Provided entries >>

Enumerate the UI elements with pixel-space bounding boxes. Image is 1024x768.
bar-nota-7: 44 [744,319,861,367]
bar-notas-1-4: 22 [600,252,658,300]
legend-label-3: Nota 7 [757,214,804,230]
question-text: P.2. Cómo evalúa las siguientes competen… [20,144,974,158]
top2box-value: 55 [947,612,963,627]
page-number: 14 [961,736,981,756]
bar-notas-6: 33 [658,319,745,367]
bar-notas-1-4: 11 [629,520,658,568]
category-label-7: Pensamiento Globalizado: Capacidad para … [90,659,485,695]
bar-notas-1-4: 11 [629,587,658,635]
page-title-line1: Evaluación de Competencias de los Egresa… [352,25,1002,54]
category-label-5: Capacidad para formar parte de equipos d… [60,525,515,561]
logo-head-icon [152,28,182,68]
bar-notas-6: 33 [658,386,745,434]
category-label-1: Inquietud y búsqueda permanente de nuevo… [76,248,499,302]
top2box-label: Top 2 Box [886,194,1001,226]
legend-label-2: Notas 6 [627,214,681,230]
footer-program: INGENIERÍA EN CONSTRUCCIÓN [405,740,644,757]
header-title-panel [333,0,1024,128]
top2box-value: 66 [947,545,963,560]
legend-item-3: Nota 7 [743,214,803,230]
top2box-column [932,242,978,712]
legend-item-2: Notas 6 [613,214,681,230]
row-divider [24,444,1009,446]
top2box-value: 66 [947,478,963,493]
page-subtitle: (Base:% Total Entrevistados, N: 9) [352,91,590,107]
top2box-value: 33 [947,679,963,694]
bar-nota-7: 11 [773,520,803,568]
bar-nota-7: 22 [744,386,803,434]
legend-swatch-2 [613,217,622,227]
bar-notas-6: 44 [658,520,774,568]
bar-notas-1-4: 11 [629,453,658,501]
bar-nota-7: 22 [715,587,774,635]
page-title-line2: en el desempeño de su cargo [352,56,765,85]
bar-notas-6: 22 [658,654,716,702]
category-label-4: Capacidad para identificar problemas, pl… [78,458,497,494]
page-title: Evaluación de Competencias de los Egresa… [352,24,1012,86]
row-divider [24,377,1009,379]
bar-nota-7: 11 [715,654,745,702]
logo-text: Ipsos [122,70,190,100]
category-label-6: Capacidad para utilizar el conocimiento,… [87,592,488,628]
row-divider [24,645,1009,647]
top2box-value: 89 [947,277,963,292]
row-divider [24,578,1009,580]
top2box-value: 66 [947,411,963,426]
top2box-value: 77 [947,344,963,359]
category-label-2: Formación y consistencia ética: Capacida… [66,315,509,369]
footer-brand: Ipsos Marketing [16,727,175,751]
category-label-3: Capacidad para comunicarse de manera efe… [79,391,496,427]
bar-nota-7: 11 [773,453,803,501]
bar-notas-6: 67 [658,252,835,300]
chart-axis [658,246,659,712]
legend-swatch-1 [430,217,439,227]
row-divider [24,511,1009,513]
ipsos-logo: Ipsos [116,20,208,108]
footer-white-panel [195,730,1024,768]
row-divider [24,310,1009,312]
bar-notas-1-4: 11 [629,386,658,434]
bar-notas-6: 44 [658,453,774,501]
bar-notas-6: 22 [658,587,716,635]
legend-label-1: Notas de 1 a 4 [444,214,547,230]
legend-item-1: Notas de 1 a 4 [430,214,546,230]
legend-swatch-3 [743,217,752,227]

Problem requirements >> Set down the items word for word, from their first line up to and including the line with "top2box-label: Top 2 Box [886,194,1001,226]".

Response >>
Enumerate the UI elements with pixel-space bounding boxes. Image is 1024x768.
bar-nota-7: 44 [744,319,861,367]
bar-notas-1-4: 22 [600,252,658,300]
legend-label-3: Nota 7 [757,214,804,230]
question-text: P.2. Cómo evalúa las siguientes competen… [20,144,974,158]
top2box-value: 55 [947,612,963,627]
page-number: 14 [961,736,981,756]
bar-notas-6: 33 [658,319,745,367]
bar-notas-1-4: 11 [629,520,658,568]
category-label-7: Pensamiento Globalizado: Capacidad para … [90,659,485,695]
bar-notas-1-4: 11 [629,587,658,635]
page-title-line1: Evaluación de Competencias de los Egresa… [352,25,1002,54]
category-label-5: Capacidad para formar parte de equipos d… [60,525,515,561]
logo-head-icon [152,28,182,68]
bar-notas-6: 33 [658,386,745,434]
category-label-1: Inquietud y búsqueda permanente de nuevo… [76,248,499,302]
top2box-label: Top 2 Box [886,194,1001,226]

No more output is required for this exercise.